* [Written exercise]:
Find each line with the string "Read" and copy it.

* [Supplied records]:
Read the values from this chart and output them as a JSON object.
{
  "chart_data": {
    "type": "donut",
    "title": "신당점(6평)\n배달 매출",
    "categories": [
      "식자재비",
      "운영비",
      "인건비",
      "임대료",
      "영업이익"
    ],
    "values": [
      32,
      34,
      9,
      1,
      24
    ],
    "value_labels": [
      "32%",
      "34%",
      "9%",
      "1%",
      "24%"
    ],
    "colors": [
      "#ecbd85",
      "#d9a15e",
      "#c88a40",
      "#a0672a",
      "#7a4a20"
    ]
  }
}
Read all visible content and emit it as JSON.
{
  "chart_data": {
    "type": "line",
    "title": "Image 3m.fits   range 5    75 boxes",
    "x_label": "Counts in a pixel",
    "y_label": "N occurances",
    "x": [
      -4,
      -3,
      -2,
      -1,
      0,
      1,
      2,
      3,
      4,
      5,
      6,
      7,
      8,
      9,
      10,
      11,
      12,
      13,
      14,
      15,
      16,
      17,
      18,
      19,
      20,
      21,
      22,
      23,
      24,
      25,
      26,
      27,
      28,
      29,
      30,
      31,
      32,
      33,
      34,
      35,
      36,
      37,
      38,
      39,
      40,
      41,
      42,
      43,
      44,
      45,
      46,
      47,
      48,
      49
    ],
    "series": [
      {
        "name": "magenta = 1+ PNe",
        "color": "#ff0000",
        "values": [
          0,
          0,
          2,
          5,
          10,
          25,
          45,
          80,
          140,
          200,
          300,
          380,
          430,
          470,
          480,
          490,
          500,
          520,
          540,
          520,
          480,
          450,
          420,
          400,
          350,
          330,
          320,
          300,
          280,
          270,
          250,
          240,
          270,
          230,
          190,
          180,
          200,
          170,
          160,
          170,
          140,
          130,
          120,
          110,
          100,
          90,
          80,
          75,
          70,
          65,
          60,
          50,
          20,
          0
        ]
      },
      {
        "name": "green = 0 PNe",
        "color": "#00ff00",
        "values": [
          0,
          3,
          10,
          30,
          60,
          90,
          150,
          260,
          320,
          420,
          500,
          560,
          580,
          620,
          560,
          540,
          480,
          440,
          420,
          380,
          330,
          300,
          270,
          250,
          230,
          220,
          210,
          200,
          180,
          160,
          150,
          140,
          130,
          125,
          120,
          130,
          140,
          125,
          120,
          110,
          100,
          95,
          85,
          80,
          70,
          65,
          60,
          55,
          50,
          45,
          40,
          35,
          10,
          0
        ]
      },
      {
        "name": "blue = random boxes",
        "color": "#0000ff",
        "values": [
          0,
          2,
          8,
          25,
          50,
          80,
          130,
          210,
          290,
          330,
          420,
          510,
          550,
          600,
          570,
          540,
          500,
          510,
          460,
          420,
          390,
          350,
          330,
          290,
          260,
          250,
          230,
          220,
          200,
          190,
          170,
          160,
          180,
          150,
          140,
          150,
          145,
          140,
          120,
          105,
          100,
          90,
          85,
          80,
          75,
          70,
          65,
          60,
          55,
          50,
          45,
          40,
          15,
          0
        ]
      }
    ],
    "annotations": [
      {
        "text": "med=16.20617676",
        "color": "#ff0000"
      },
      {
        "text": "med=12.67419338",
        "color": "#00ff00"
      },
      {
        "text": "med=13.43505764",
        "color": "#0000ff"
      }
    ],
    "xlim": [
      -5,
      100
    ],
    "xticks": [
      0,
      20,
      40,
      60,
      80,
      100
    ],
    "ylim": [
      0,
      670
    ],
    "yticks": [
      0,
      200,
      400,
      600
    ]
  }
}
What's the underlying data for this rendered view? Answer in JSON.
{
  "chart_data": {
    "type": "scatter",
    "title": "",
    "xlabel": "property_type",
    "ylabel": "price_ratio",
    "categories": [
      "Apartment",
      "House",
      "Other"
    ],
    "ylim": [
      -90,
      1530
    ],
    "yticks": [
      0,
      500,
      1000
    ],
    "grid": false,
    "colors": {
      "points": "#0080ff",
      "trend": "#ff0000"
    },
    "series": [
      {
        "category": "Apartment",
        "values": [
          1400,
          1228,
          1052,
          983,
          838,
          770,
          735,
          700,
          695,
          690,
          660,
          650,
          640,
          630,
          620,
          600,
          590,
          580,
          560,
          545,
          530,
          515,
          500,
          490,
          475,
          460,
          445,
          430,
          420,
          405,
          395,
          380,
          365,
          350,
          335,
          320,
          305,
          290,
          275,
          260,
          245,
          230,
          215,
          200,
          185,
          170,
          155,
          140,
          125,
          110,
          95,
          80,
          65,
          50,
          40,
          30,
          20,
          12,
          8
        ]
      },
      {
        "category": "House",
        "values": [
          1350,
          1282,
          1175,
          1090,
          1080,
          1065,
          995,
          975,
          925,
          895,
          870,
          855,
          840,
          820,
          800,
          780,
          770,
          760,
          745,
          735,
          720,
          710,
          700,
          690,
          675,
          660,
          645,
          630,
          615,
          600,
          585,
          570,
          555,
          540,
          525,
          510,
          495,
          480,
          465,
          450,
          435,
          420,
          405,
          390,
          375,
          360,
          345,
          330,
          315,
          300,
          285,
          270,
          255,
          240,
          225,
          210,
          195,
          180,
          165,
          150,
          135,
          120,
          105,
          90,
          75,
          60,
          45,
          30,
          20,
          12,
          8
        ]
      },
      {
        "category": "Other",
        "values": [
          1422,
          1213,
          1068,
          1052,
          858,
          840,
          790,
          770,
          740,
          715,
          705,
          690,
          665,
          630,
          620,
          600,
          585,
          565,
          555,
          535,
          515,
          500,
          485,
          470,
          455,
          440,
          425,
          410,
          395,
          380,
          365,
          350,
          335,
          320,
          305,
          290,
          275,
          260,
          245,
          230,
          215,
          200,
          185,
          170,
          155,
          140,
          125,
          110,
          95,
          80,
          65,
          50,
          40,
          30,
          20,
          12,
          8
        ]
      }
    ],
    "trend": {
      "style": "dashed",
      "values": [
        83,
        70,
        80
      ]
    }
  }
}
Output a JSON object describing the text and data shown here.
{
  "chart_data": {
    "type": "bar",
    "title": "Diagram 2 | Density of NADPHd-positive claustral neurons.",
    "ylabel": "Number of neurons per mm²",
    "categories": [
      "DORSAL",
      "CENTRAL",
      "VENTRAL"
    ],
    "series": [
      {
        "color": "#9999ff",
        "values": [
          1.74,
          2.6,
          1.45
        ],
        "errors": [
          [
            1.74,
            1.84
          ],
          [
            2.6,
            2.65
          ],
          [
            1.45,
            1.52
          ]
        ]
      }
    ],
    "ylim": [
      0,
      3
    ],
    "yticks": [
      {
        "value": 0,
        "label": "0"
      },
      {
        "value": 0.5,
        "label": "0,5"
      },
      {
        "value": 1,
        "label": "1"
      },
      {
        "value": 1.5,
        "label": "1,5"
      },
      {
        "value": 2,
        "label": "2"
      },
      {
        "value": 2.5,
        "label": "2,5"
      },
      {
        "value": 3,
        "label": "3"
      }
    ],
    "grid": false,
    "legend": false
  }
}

* [Worked answer]:
Read the values from this chart and output them as a JSON object.
Read all visible content and emit it as JSON.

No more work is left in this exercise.